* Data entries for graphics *

......

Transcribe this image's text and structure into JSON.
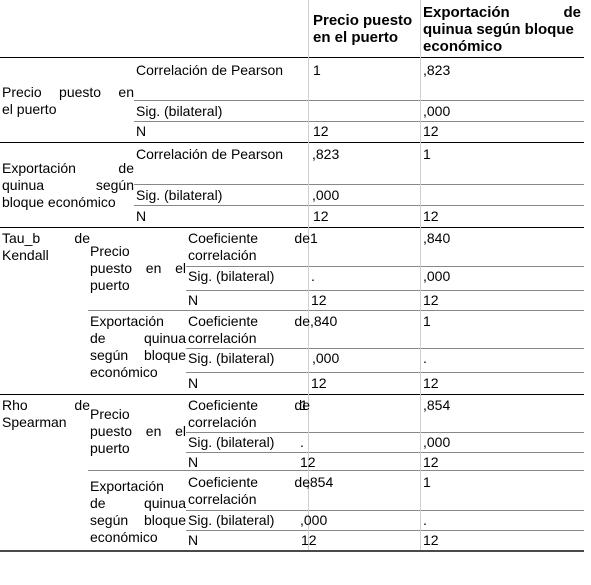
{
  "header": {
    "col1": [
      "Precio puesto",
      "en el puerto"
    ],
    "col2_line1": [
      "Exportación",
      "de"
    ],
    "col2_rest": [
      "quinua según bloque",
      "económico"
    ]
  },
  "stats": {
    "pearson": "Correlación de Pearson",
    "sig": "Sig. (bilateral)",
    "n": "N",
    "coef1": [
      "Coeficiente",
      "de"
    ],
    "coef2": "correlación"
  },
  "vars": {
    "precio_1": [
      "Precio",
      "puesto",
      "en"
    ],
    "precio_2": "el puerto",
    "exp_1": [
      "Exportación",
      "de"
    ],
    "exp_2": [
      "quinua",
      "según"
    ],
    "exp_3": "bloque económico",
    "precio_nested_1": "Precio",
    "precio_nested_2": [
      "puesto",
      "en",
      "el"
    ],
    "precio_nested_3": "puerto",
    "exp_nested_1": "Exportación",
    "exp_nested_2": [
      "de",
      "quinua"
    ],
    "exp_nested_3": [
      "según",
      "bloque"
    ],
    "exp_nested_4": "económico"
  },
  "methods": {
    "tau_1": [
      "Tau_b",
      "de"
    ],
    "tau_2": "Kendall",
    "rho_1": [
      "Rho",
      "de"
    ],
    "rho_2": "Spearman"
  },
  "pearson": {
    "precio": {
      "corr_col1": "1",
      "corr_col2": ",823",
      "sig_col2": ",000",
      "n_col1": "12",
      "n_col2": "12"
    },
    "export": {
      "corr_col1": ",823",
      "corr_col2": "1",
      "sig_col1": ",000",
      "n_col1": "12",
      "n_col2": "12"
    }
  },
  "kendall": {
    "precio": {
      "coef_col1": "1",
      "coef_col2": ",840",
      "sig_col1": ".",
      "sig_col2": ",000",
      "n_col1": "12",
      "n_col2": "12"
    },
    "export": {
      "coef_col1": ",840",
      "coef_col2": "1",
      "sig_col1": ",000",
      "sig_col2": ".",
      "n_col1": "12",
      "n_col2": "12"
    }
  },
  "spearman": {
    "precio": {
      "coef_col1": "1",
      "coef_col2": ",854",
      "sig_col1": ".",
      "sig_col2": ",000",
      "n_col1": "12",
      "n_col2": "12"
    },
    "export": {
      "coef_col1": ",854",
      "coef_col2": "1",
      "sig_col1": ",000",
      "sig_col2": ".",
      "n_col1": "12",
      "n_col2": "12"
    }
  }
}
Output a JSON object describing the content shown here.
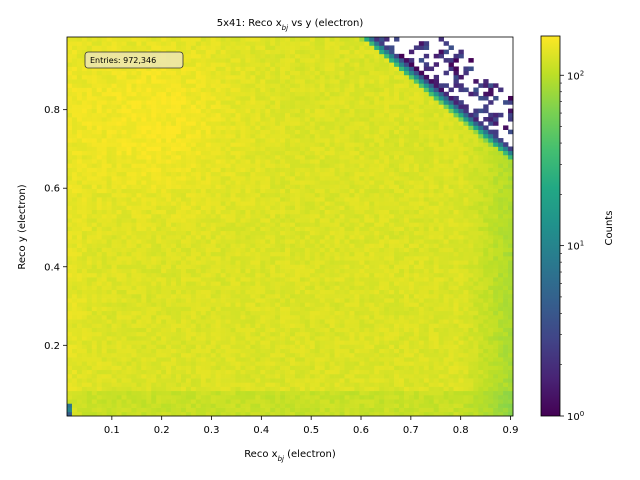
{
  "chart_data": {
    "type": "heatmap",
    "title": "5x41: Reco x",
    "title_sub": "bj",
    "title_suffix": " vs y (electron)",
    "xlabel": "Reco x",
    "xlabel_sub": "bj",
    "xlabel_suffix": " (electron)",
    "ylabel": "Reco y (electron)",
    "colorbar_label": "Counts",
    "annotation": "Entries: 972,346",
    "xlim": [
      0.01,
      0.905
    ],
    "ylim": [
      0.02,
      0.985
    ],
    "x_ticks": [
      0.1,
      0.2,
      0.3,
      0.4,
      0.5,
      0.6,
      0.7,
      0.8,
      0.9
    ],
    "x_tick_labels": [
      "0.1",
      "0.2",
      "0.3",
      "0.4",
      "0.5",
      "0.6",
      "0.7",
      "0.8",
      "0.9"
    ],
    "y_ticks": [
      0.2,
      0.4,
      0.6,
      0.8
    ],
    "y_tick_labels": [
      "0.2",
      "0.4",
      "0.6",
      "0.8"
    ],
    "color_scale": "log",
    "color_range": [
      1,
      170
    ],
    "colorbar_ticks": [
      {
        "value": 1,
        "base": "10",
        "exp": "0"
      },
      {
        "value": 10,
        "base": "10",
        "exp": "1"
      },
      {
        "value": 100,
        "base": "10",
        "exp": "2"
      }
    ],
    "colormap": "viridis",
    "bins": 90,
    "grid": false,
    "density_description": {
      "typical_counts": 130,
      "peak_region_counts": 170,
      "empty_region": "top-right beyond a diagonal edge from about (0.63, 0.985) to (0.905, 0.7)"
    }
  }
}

......

* EXERCISE REQUIREMENTS *
Above are the records; reproduce them exactly and leave out the pictures.

* EXERCISE SOLUTION *
Transcribe this image's text and structure into JSON.
{
  "header": {
    "col1": [
      "Precio puesto",
      "en el puerto"
    ],
    "col2_line1": [
      "Exportación",
      "de"
    ],
    "col2_rest": [
      "quinua según bloque",
      "económico"
    ]
  },
  "stats": {
    "pearson": "Correlación de Pearson",
    "sig": "Sig. (bilateral)",
    "n": "N",
    "coef1": [
      "Coeficiente",
      "de"
    ],
    "coef2": "correlación"
  },
  "vars": {
    "precio_1": [
      "Precio",
      "puesto",
      "en"
    ],
    "precio_2": "el puerto",
    "exp_1": [
      "Exportación",
      "de"
    ],
    "exp_2": [
      "quinua",
      "según"
    ],
    "exp_3": "bloque económico",
    "precio_nested_1": "Precio",
    "precio_nested_2": [
      "puesto",
      "en",
      "el"
    ],
    "precio_nested_3": "puerto",
    "exp_nested_1": "Exportación",
    "exp_nested_2": [
      "de",
      "quinua"
    ],
    "exp_nested_3": [
      "según",
      "bloque"
    ],
    "exp_nested_4": "económico"
  },
  "methods": {
    "tau_1": [
      "Tau_b",
      "de"
    ],
    "tau_2": "Kendall",
    "rho_1": [
      "Rho",
      "de"
    ],
    "rho_2": "Spearman"
  },
  "pearson": {
    "precio": {
      "corr_col1": "1",
      "corr_col2": ",823",
      "sig_col2": ",000",
      "n_col1": "12",
      "n_col2": "12"
    },
    "export": {
      "corr_col1": ",823",
      "corr_col2": "1",
      "sig_col1": ",000",
      "n_col1": "12",
      "n_col2": "12"
    }
  },
  "kendall": {
    "precio": {
      "coef_col1": "1",
      "coef_col2": ",840",
      "sig_col1": ".",
      "sig_col2": ",000",
      "n_col1": "12",
      "n_col2": "12"
    },
    "export": {
      "coef_col1": ",840",
      "coef_col2": "1",
      "sig_col1": ",000",
      "sig_col2": ".",
      "n_col1": "12",
      "n_col2": "12"
    }
  },
  "spearman": {
    "precio": {
      "coef_col1": "1",
      "coef_col2": ",854",
      "sig_col1": ".",
      "sig_col2": ",000",
      "n_col1": "12",
      "n_col2": "12"
    },
    "export": {
      "coef_col1": ",854",
      "coef_col2": "1",
      "sig_col1": ",000",
      "sig_col2": ".",
      "n_col1": "12",
      "n_col2": "12"
    }
  }
}
Output a JSON object describing the content shown here.
{
  "chart_data": {
    "type": "heatmap",
    "title": "5x41: Reco x",
    "title_sub": "bj",
    "title_suffix": " vs y (electron)",
    "xlabel": "Reco x",
    "xlabel_sub": "bj",
    "xlabel_suffix": " (electron)",
    "ylabel": "Reco y (electron)",
    "colorbar_label": "Counts",
    "annotation": "Entries: 972,346",
    "xlim": [
      0.01,
      0.905
    ],
    "ylim": [
      0.02,
      0.985
    ],
    "x_ticks": [
      0.1,
      0.2,
      0.3,
      0.4,
      0.5,
      0.6,
      0.7,
      0.8,
      0.9
    ],
    "x_tick_labels": [
      "0.1",
      "0.2",
      "0.3",
      "0.4",
      "0.5",
      "0.6",
      "0.7",
      "0.8",
      "0.9"
    ],
    "y_ticks": [
      0.2,
      0.4,
      0.6,
      0.8
    ],
    "y_tick_labels": [
      "0.2",
      "0.4",
      "0.6",
      "0.8"
    ],
    "color_scale": "log",
    "color_range": [
      1,
      170
    ],
    "colorbar_ticks": [
      {
        "value": 1,
        "base": "10",
        "exp": "0"
      },
      {
        "value": 10,
        "base": "10",
        "exp": "1"
      },
      {
        "value": 100,
        "base": "10",
        "exp": "2"
      }
    ],
    "colormap": "viridis",
    "bins": 90,
    "grid": false,
    "density_description": {
      "typical_counts": 130,
      "peak_region_counts": 170,
      "empty_region": "top-right beyond a diagonal edge from about (0.63, 0.985) to (0.905, 0.7)"
    }
  }
}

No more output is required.